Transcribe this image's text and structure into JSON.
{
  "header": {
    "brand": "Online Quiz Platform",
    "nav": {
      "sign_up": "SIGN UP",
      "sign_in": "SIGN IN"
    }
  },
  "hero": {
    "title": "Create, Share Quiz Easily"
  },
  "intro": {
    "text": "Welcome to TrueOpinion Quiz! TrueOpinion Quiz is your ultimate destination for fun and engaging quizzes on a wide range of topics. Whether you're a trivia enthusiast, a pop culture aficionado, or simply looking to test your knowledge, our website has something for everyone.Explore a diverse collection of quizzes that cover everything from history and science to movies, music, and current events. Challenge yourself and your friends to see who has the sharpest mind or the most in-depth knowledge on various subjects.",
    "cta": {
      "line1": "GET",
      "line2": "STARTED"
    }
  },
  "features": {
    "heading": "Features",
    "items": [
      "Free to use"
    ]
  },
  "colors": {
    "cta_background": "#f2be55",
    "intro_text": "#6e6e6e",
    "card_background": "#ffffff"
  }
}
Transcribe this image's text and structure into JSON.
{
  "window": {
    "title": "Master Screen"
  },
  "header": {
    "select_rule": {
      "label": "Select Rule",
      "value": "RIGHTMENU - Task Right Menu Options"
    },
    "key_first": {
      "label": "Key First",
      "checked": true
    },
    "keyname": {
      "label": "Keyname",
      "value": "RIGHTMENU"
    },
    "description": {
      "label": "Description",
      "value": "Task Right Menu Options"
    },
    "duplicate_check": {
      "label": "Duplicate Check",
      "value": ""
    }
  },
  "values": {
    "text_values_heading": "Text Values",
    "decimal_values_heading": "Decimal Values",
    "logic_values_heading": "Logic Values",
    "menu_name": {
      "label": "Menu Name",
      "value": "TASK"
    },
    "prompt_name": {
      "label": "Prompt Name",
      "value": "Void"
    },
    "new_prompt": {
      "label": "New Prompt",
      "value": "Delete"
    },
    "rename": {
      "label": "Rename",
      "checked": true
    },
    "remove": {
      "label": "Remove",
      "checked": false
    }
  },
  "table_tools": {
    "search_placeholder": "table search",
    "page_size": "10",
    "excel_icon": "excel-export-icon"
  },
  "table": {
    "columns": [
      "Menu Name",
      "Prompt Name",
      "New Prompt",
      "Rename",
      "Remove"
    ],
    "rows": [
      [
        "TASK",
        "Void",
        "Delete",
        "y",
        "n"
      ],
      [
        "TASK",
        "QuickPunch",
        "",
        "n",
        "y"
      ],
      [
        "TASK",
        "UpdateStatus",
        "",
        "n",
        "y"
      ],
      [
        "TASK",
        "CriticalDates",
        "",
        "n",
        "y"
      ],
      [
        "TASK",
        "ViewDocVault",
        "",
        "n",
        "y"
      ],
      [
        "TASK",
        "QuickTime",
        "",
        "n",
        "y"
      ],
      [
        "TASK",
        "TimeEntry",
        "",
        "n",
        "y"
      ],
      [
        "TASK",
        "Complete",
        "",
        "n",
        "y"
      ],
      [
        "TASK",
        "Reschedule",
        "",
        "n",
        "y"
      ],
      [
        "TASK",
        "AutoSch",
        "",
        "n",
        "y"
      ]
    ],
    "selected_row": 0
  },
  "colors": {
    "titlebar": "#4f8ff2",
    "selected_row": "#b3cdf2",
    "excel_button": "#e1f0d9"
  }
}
--*--
> [To be done]
The listing above should be transcribed in full, exactly as written.

> [Expected output]
Transcribe this image's text and structure into JSON.
{
  "header": {
    "brand": "Online Quiz Platform",
    "nav": {
      "sign_up": "SIGN UP",
      "sign_in": "SIGN IN"
    }
  },
  "hero": {
    "title": "Create, Share Quiz Easily"
  },
  "intro": {
    "text": "Welcome to TrueOpinion Quiz! TrueOpinion Quiz is your ultimate destination for fun and engaging quizzes on a wide range of topics. Whether you're a trivia enthusiast, a pop culture aficionado, or simply looking to test your knowledge, our website has something for everyone.Explore a diverse collection of quizzes that cover everything from history and science to movies, music, and current events. Challenge yourself and your friends to see who has the sharpest mind or the most in-depth knowledge on various subjects.",
    "cta": {
      "line1": "GET",
      "line2": "STARTED"
    }
  },
  "features": {
    "heading": "Features",
    "items": [
      "Free to use"
    ]
  },
  "colors": {
    "cta_background": "#f2be55",
    "intro_text": "#6e6e6e",
    "card_background": "#ffffff"
  }
}
Transcribe this image's text and structure into JSON.
{
  "window": {
    "title": "Master Screen"
  },
  "header": {
    "select_rule": {
      "label": "Select Rule",
      "value": "RIGHTMENU - Task Right Menu Options"
    },
    "key_first": {
      "label": "Key First",
      "checked": true
    },
    "keyname": {
      "label": "Keyname",
      "value": "RIGHTMENU"
    },
    "description": {
      "label": "Description",
      "value": "Task Right Menu Options"
    },
    "duplicate_check": {
      "label": "Duplicate Check",
      "value": ""
    }
  },
  "values": {
    "text_values_heading": "Text Values",
    "decimal_values_heading": "Decimal Values",
    "logic_values_heading": "Logic Values",
    "menu_name": {
      "label": "Menu Name",
      "value": "TASK"
    },
    "prompt_name": {
      "label": "Prompt Name",
      "value": "Void"
    },
    "new_prompt": {
      "label": "New Prompt",
      "value": "Delete"
    },
    "rename": {
      "label": "Rename",
      "checked": true
    },
    "remove": {
      "label": "Remove",
      "checked": false
    }
  },
  "table_tools": {
    "search_placeholder": "table search",
    "page_size": "10",
    "excel_icon": "excel-export-icon"
  },
  "table": {
    "columns": [
      "Menu Name",
      "Prompt Name",
      "New Prompt",
      "Rename",
      "Remove"
    ],
    "rows": [
      [
        "TASK",
        "Void",
        "Delete",
        "y",
        "n"
      ],
      [
        "TASK",
        "QuickPunch",
        "",
        "n",
        "y"
      ],
      [
        "TASK",
        "UpdateStatus",
        "",
        "n",
        "y"
      ],
      [
        "TASK",
        "CriticalDates",
        "",
        "n",
        "y"
      ],
      [
        "TASK",
        "ViewDocVault",
        "",
        "n",
        "y"
      ],
      [
        "TASK",
        "QuickTime",
        "",
        "n",
        "y"
      ],
      [
        "TASK",
        "TimeEntry",
        "",
        "n",
        "y"
      ],
      [
        "TASK",
        "Complete",
        "",
        "n",
        "y"
      ],
      [
        "TASK",
        "Reschedule",
        "",
        "n",
        "y"
      ],
      [
        "TASK",
        "AutoSch",
        "",
        "n",
        "y"
      ]
    ],
    "selected_row": 0
  },
  "colors": {
    "titlebar": "#4f8ff2",
    "selected_row": "#b3cdf2",
    "excel_button": "#e1f0d9"
  }
}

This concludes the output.